### [WHAT YOU HAVE TO DO]
Extract each line containing the string "порядка".

### [Part of a data file]
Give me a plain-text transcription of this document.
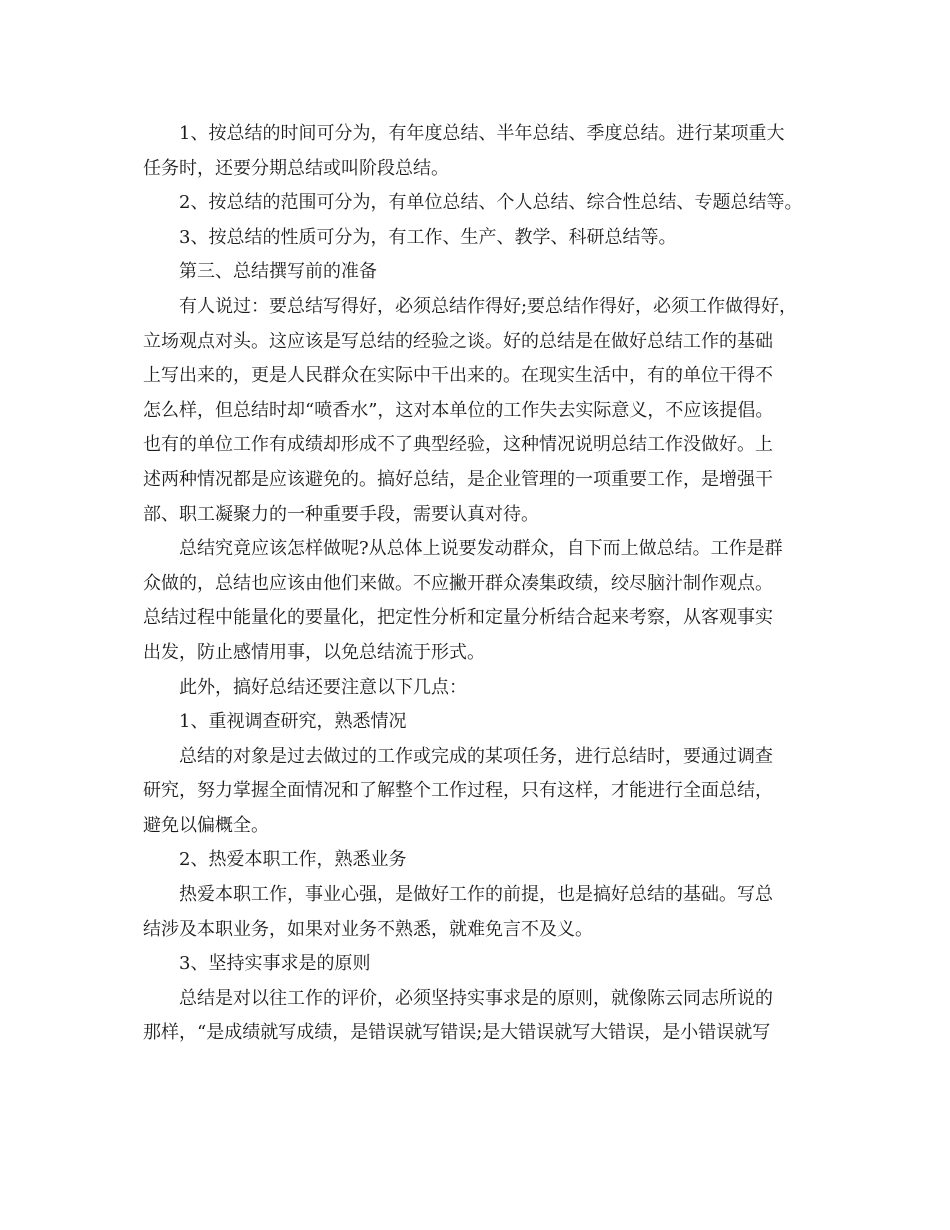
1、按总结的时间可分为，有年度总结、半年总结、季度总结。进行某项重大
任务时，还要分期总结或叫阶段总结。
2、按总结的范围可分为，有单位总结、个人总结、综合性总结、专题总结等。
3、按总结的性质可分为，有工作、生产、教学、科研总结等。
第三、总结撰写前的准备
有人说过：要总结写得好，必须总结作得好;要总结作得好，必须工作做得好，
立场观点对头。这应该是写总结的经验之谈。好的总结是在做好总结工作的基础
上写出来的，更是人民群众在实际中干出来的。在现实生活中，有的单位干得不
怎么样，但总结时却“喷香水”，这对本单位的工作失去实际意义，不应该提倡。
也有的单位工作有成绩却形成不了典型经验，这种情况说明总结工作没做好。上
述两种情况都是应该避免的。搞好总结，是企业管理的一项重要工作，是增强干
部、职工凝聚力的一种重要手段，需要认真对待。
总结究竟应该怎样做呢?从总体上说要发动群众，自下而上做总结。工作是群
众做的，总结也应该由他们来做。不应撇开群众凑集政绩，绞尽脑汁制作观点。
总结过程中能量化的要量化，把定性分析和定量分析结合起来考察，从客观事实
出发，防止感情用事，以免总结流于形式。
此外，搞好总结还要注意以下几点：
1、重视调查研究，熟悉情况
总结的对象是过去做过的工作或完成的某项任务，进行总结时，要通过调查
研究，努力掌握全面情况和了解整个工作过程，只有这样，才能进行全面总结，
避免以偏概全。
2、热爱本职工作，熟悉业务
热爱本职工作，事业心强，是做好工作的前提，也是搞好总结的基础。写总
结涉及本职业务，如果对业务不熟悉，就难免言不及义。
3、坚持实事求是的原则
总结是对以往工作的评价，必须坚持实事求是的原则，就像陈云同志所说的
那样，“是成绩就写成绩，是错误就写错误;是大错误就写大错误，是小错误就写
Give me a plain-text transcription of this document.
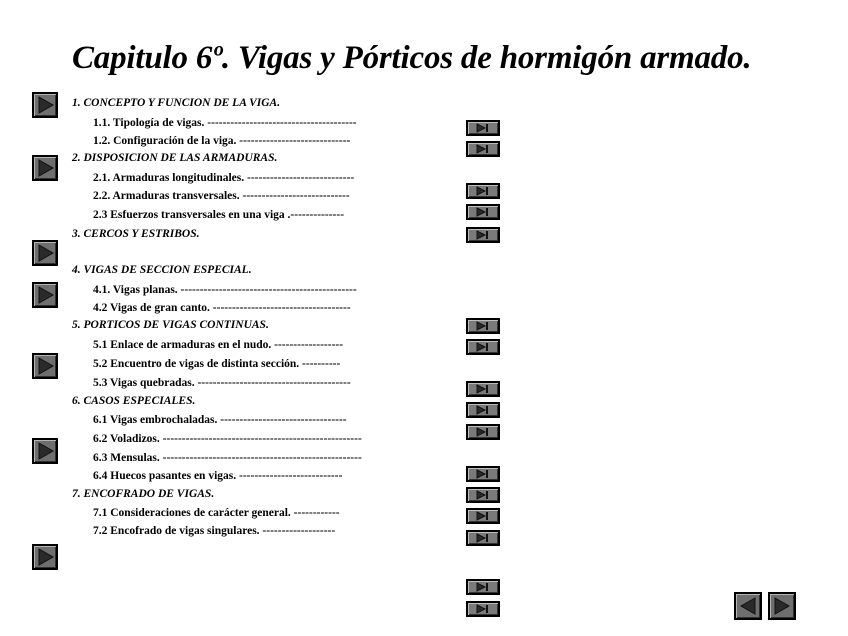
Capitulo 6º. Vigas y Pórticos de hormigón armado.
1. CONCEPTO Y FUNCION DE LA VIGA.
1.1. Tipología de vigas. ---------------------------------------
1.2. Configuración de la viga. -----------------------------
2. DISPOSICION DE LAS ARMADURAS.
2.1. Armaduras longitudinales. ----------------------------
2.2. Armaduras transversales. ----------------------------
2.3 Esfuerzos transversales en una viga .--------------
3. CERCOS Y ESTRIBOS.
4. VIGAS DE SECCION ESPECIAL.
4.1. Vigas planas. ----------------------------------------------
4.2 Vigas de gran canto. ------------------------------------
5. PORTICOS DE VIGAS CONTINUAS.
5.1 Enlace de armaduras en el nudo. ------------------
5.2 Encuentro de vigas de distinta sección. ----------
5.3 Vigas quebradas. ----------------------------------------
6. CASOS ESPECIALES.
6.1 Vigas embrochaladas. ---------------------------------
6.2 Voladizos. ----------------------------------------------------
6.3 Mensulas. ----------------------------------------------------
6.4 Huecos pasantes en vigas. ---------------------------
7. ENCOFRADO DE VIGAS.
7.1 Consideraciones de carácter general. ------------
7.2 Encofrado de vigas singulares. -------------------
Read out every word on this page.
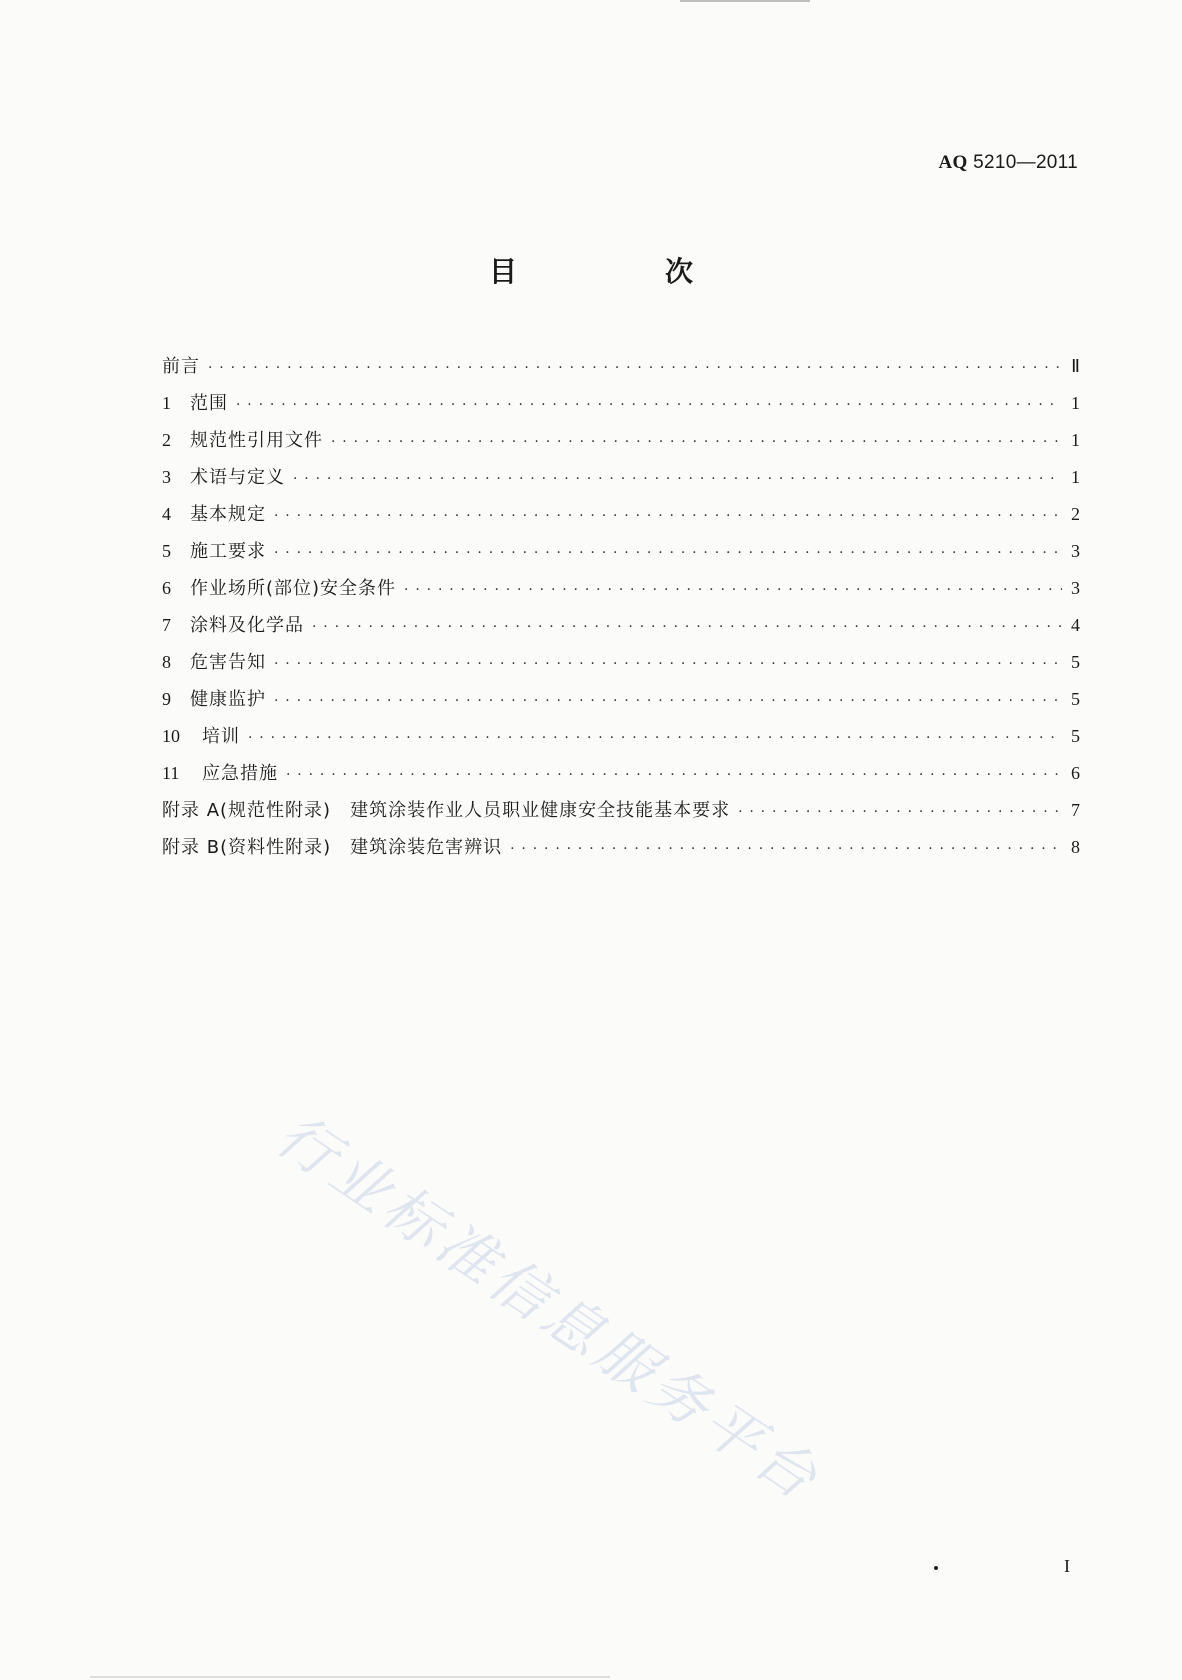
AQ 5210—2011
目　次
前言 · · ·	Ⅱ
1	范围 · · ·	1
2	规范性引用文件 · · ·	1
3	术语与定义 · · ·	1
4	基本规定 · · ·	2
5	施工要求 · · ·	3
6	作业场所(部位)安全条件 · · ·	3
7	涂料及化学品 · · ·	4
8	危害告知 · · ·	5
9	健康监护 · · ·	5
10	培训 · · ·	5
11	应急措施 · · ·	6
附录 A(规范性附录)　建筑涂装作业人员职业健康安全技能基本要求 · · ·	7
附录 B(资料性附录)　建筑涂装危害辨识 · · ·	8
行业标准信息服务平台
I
--
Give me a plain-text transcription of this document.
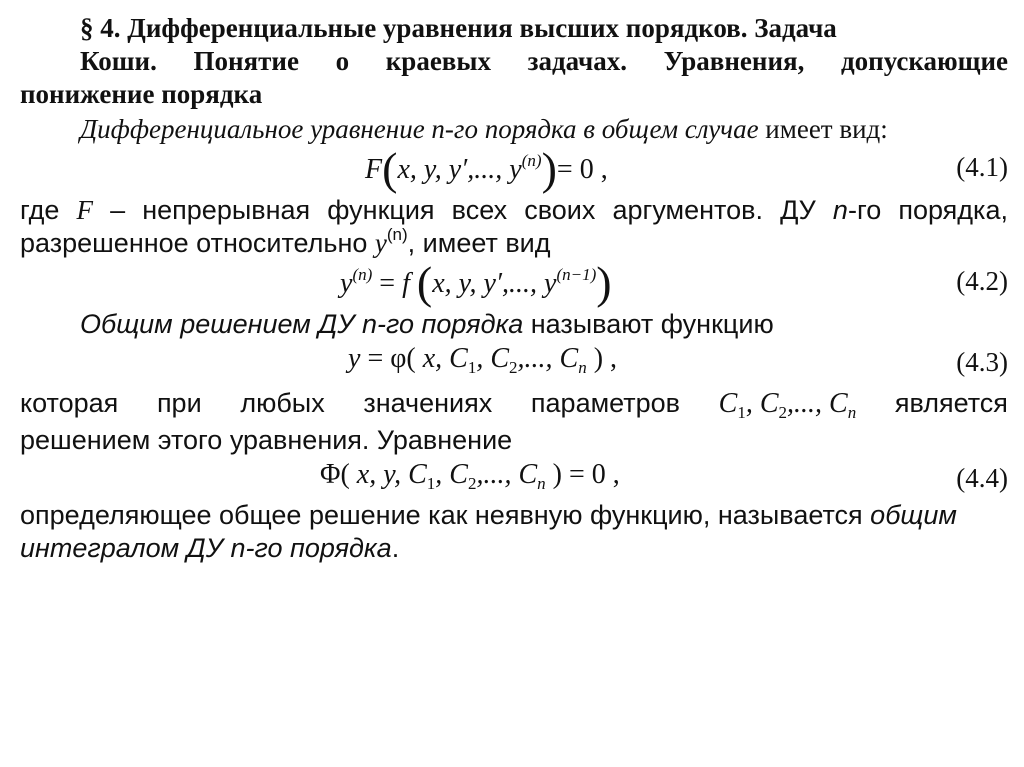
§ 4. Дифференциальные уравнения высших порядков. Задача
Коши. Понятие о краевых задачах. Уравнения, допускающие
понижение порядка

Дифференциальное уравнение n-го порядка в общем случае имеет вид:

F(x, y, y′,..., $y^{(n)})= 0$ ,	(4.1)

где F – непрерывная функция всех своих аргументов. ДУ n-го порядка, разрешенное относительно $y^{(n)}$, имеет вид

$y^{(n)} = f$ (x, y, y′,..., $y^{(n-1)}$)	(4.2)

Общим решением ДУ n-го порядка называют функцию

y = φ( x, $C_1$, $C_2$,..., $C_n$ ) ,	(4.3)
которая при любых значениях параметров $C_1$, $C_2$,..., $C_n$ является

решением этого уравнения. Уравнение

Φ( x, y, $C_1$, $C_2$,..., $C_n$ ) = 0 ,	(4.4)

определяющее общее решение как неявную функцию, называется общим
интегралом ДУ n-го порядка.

### [TASK RESPONSE]
понижение порядка
Дифференциальное уравнение n-го порядка в общем случае имеет вид:
где F – непрерывная функция всех своих аргументов. ДУ n-го порядка, разрешенное относительно $y^{(n)}$, имеет вид
Общим решением ДУ n-го порядка называют функцию
интегралом ДУ n-го порядка.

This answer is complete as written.